### Short problem:
Leave out the pictures and copy everything else in the entries exactly.

*** Data provided ***

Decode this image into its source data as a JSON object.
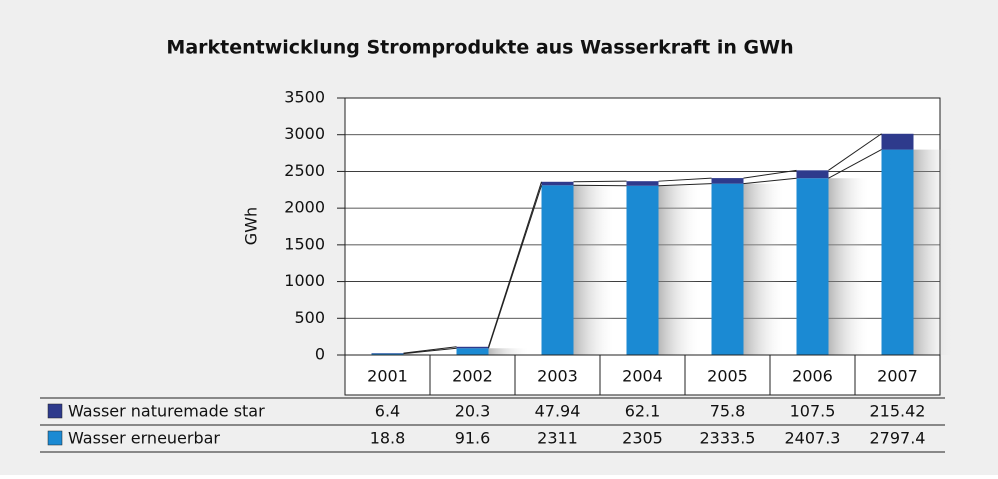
{
  "chart_data": {
    "type": "bar",
    "stacked": true,
    "title": "Marktentwicklung Stromprodukte aus Wasserkraft in GWh",
    "y_label": "GWh",
    "categories": [
      "2001",
      "2002",
      "2003",
      "2004",
      "2005",
      "2006",
      "2007"
    ],
    "series": [
      {
        "name": "Wasser naturemade star",
        "color": "#2e3a8c",
        "values": [
          6.4,
          20.3,
          47.94,
          62.1,
          75.8,
          107.5,
          215.42
        ]
      },
      {
        "name": "Wasser erneuerbar",
        "color": "#1b8ad3",
        "values": [
          18.8,
          91.6,
          2311,
          2305,
          2333.5,
          2407.3,
          2797.4
        ]
      }
    ],
    "ylim": [
      0,
      3500
    ],
    "yticks": [
      0,
      500,
      1000,
      1500,
      2000,
      2500,
      3000,
      3500
    ],
    "grid": true
  }
}
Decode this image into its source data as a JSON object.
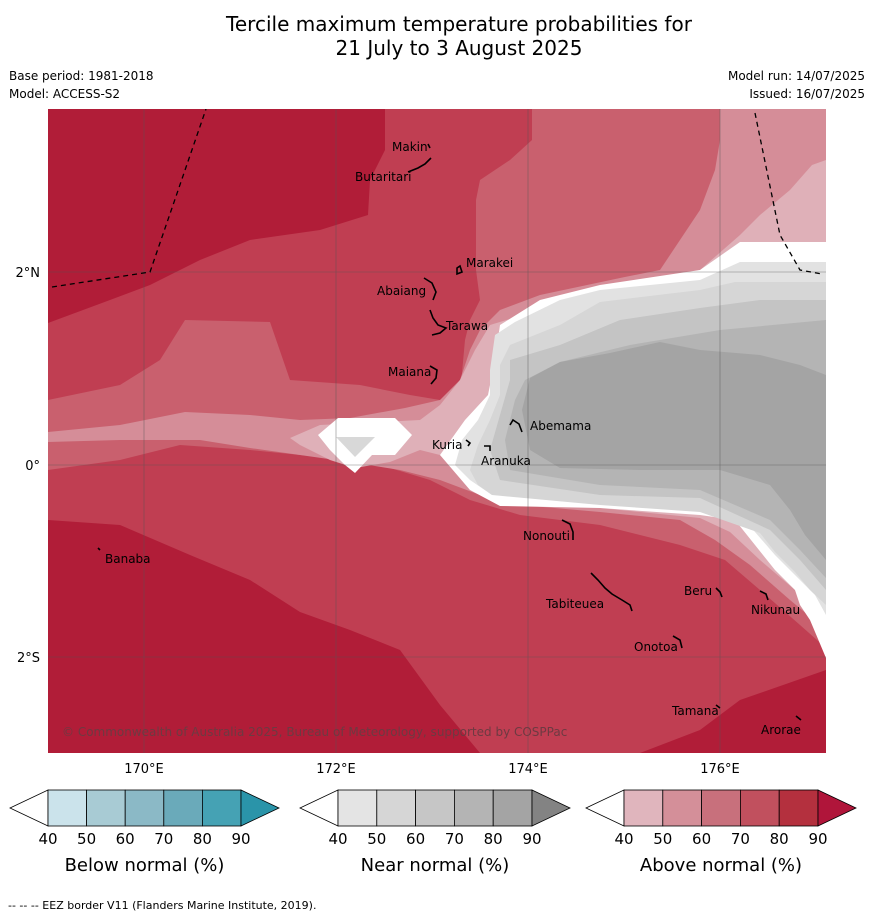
{
  "title_line1": "Tercile maximum temperature probabilities for",
  "title_line2": "21 July to 3 August 2025",
  "base_period": "Base period: 1981-2018",
  "model": "Model: ACCESS-S2",
  "model_run": "Model run: 14/07/2025",
  "issued": "Issued: 16/07/2025",
  "lat_labels": [
    "2°N",
    "0°",
    "2°S"
  ],
  "lon_labels": [
    "170°E",
    "172°E",
    "174°E",
    "176°E"
  ],
  "places": {
    "makin": "Makin",
    "butaritari": "Butaritari",
    "marakei": "Marakei",
    "abaiang": "Abaiang",
    "tarawa": "Tarawa",
    "maiana": "Maiana",
    "abemama": "Abemama",
    "kuria": "Kuria",
    "aranuka": "Aranuka",
    "banaba": "Banaba",
    "nonouti": "Nonouti",
    "beru": "Beru",
    "nikunau": "Nikunau",
    "tabiteuea": "Tabiteuea",
    "onotoa": "Onotoa",
    "tamana": "Tamana",
    "arorae": "Arorae"
  },
  "copyright": "© Commonwealth of Australia 2025, Bureau of Meteorology, supported by COSPPac",
  "colorbars": {
    "ticks": [
      "40",
      "50",
      "60",
      "70",
      "80",
      "90"
    ],
    "below": {
      "title": "Below normal (%)",
      "colors": [
        "#ffffff",
        "#cbe3eb",
        "#a8cbd4",
        "#8bb9c6",
        "#6aaaba",
        "#45a2b4",
        "#2a94a9"
      ]
    },
    "near": {
      "title": "Near normal (%)",
      "colors": [
        "#ffffff",
        "#e4e4e4",
        "#d6d6d6",
        "#c6c6c6",
        "#b4b4b4",
        "#a4a4a4",
        "#838383"
      ]
    },
    "above": {
      "title": "Above normal (%)",
      "colors": [
        "#ffffff",
        "#e0b5bd",
        "#d48f99",
        "#c8707c",
        "#c1505e",
        "#b4303e",
        "#b0153a"
      ]
    }
  },
  "footer": "--  --  -- EEZ border V11 (Flanders Marine Institute, 2019)."
}
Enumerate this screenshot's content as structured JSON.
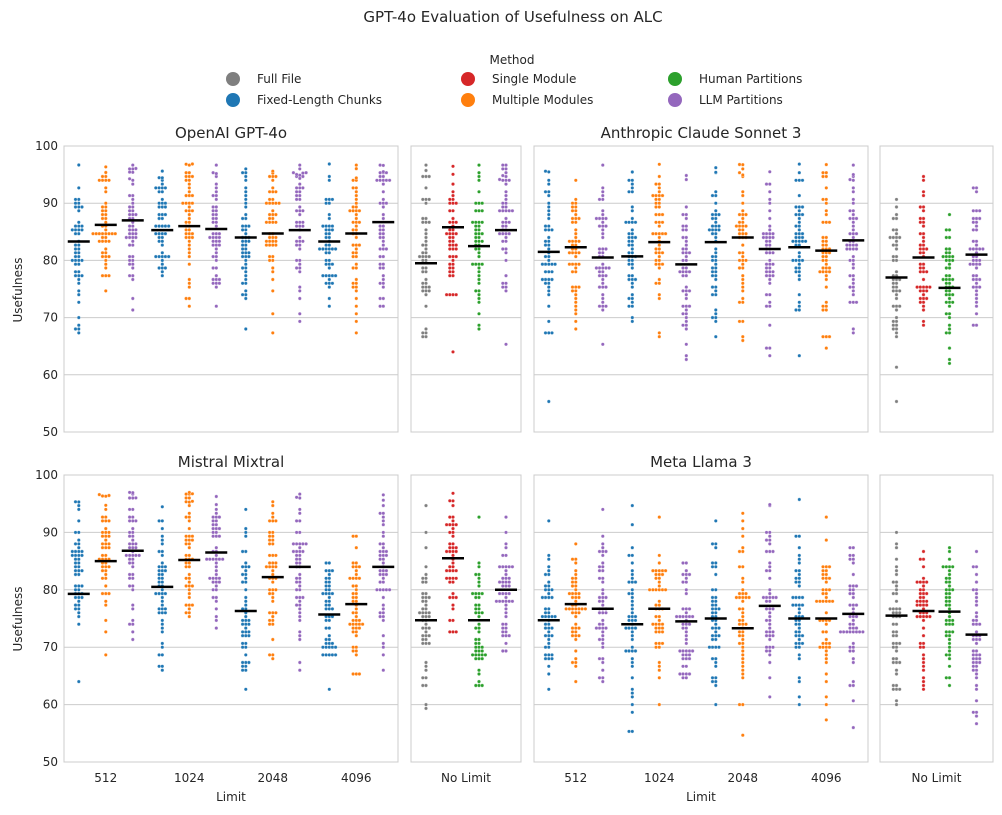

***

### Task solution:
Decode this image into its source data as a JSON object.
{
  "chart_data": {
    "type": "bar",
    "stacked": true,
    "title": "Marktentwicklung Stromprodukte aus Wasserkraft in GWh",
    "y_label": "GWh",
    "categories": [
      "2001",
      "2002",
      "2003",
      "2004",
      "2005",
      "2006",
      "2007"
    ],
    "series": [
      {
        "name": "Wasser naturemade star",
        "color": "#2e3a8c",
        "values": [
          6.4,
          20.3,
          47.94,
          62.1,
          75.8,
          107.5,
          215.42
        ]
      },
      {
        "name": "Wasser erneuerbar",
        "color": "#1b8ad3",
        "values": [
          18.8,
          91.6,
          2311,
          2305,
          2333.5,
          2407.3,
          2797.4
        ]
      }
    ],
    "ylim": [
      0,
      3500
    ],
    "yticks": [
      0,
      500,
      1000,
      1500,
      2000,
      2500,
      3000,
      3500
    ],
    "grid": true
  }
}
Decode this image into its source data as a JSON object.
{
  "title_line1": "Tercile maximum temperature probabilities for",
  "title_line2": "21 July to 3 August 2025",
  "base_period": "Base period: 1981-2018",
  "model": "Model: ACCESS-S2",
  "model_run": "Model run: 14/07/2025",
  "issued": "Issued: 16/07/2025",
  "lat_labels": [
    "2°N",
    "0°",
    "2°S"
  ],
  "lon_labels": [
    "170°E",
    "172°E",
    "174°E",
    "176°E"
  ],
  "places": {
    "makin": "Makin",
    "butaritari": "Butaritari",
    "marakei": "Marakei",
    "abaiang": "Abaiang",
    "tarawa": "Tarawa",
    "maiana": "Maiana",
    "abemama": "Abemama",
    "kuria": "Kuria",
    "aranuka": "Aranuka",
    "banaba": "Banaba",
    "nonouti": "Nonouti",
    "beru": "Beru",
    "nikunau": "Nikunau",
    "tabiteuea": "Tabiteuea",
    "onotoa": "Onotoa",
    "tamana": "Tamana",
    "arorae": "Arorae"
  },
  "copyright": "© Commonwealth of Australia 2025, Bureau of Meteorology, supported by COSPPac",
  "colorbars": {
    "ticks": [
      "40",
      "50",
      "60",
      "70",
      "80",
      "90"
    ],
    "below": {
      "title": "Below normal (%)",
      "colors": [
        "#ffffff",
        "#cbe3eb",
        "#a8cbd4",
        "#8bb9c6",
        "#6aaaba",
        "#45a2b4",
        "#2a94a9"
      ]
    },
    "near": {
      "title": "Near normal (%)",
      "colors": [
        "#ffffff",
        "#e4e4e4",
        "#d6d6d6",
        "#c6c6c6",
        "#b4b4b4",
        "#a4a4a4",
        "#838383"
      ]
    },
    "above": {
      "title": "Above normal (%)",
      "colors": [
        "#ffffff",
        "#e0b5bd",
        "#d48f99",
        "#c8707c",
        "#c1505e",
        "#b4303e",
        "#b0153a"
      ]
    }
  },
  "footer": "--  --  -- EEZ border V11 (Flanders Marine Institute, 2019)."
}
Enumerate this screenshot's content as structured JSON.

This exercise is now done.